[Data entries]

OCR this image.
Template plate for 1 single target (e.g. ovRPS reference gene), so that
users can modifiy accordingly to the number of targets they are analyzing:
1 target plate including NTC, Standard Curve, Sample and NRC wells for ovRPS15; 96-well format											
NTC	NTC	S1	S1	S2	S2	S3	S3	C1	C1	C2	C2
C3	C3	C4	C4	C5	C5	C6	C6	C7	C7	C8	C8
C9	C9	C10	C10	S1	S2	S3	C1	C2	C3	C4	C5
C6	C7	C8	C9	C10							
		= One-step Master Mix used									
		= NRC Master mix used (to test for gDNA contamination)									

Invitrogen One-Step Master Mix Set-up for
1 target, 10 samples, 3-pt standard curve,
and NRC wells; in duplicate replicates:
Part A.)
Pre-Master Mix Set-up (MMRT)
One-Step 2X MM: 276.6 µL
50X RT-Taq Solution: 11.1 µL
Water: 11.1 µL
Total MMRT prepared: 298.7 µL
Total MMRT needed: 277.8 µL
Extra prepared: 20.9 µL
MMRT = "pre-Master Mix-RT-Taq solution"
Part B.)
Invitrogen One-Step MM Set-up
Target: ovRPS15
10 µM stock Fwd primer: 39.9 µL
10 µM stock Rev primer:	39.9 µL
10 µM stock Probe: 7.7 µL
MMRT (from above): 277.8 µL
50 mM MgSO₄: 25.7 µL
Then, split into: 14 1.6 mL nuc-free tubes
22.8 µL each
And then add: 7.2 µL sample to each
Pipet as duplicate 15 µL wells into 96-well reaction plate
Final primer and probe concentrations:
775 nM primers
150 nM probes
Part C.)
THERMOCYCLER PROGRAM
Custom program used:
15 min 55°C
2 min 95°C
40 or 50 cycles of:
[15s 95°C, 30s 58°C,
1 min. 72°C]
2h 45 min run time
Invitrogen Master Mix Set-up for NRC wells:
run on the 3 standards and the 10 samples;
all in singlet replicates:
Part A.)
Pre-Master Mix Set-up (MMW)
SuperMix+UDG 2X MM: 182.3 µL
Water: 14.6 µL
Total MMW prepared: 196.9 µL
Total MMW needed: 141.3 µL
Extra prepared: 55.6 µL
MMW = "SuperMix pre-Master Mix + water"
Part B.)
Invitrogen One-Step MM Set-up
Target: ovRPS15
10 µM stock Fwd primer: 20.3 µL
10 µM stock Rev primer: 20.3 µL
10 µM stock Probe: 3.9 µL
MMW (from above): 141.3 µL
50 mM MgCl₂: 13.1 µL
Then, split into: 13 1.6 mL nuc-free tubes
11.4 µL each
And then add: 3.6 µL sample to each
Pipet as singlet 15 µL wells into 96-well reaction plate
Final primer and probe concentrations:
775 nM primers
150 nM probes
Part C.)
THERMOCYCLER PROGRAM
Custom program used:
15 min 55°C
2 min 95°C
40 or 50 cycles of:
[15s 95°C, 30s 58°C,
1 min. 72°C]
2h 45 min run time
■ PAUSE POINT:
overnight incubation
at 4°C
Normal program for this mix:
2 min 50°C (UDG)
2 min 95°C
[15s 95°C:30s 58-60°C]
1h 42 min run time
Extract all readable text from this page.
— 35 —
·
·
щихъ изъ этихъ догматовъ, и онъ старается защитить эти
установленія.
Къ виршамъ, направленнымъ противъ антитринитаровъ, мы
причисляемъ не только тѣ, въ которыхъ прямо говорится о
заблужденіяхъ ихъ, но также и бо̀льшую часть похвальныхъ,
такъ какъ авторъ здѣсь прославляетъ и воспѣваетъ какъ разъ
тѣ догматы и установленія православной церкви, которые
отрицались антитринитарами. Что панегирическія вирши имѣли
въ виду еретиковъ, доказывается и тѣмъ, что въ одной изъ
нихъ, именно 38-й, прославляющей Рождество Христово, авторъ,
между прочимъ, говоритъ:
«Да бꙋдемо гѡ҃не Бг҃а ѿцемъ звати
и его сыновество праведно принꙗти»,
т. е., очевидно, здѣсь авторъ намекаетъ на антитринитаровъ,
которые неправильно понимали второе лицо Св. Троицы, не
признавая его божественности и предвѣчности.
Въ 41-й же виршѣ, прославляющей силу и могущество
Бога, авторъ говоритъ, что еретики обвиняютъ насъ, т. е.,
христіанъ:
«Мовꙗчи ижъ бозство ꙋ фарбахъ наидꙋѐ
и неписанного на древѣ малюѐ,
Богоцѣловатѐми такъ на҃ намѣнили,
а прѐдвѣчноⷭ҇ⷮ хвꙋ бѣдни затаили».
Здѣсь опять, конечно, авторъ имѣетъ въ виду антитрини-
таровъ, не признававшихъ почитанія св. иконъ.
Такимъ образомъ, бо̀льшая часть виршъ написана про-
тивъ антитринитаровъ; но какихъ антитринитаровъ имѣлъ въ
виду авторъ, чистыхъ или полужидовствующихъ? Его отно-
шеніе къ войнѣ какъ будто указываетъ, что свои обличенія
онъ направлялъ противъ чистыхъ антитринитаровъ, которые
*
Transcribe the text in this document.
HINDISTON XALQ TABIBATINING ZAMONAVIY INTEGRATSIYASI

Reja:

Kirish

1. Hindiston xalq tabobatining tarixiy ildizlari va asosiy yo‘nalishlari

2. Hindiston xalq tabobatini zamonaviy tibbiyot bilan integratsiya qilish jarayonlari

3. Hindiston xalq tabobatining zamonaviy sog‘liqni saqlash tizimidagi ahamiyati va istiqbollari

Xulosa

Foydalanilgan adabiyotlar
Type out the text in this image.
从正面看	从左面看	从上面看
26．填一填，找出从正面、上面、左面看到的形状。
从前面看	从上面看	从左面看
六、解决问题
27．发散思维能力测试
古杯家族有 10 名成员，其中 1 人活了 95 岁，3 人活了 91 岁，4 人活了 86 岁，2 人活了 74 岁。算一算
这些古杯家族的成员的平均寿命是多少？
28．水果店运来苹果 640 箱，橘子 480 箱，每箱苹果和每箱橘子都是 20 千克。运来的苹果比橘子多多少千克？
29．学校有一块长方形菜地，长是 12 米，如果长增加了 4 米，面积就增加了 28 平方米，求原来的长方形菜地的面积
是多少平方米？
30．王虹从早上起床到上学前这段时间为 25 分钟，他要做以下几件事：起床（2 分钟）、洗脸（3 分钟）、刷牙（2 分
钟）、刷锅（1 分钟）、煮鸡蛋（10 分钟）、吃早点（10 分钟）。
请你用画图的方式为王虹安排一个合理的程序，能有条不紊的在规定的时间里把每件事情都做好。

Given task: Repeat the lines from the one containing "Type out the text in this image." through the end of the listing, exactly and without any other lines; both ends are included.

The output:
Type out the text in this image.
从正面看	从左面看	从上面看
26．填一填，找出从正面、上面、左面看到的形状。
从前面看	从上面看	从左面看
六、解决问题
27．发散思维能力测试
古杯家族有 10 名成员，其中 1 人活了 95 岁，3 人活了 91 岁，4 人活了 86 岁，2 人活了 74 岁。算一算
这些古杯家族的成员的平均寿命是多少？
28．水果店运来苹果 640 箱，橘子 480 箱，每箱苹果和每箱橘子都是 20 千克。运来的苹果比橘子多多少千克？
29．学校有一块长方形菜地，长是 12 米，如果长增加了 4 米，面积就增加了 28 平方米，求原来的长方形菜地的面积
是多少平方米？
30．王虹从早上起床到上学前这段时间为 25 分钟，他要做以下几件事：起床（2 分钟）、洗脸（3 分钟）、刷牙（2 分
钟）、刷锅（1 分钟）、煮鸡蛋（10 分钟）、吃早点（10 分钟）。
请你用画图的方式为王虹安排一个合理的程序，能有条不紊的在规定的时间里把每件事情都做好。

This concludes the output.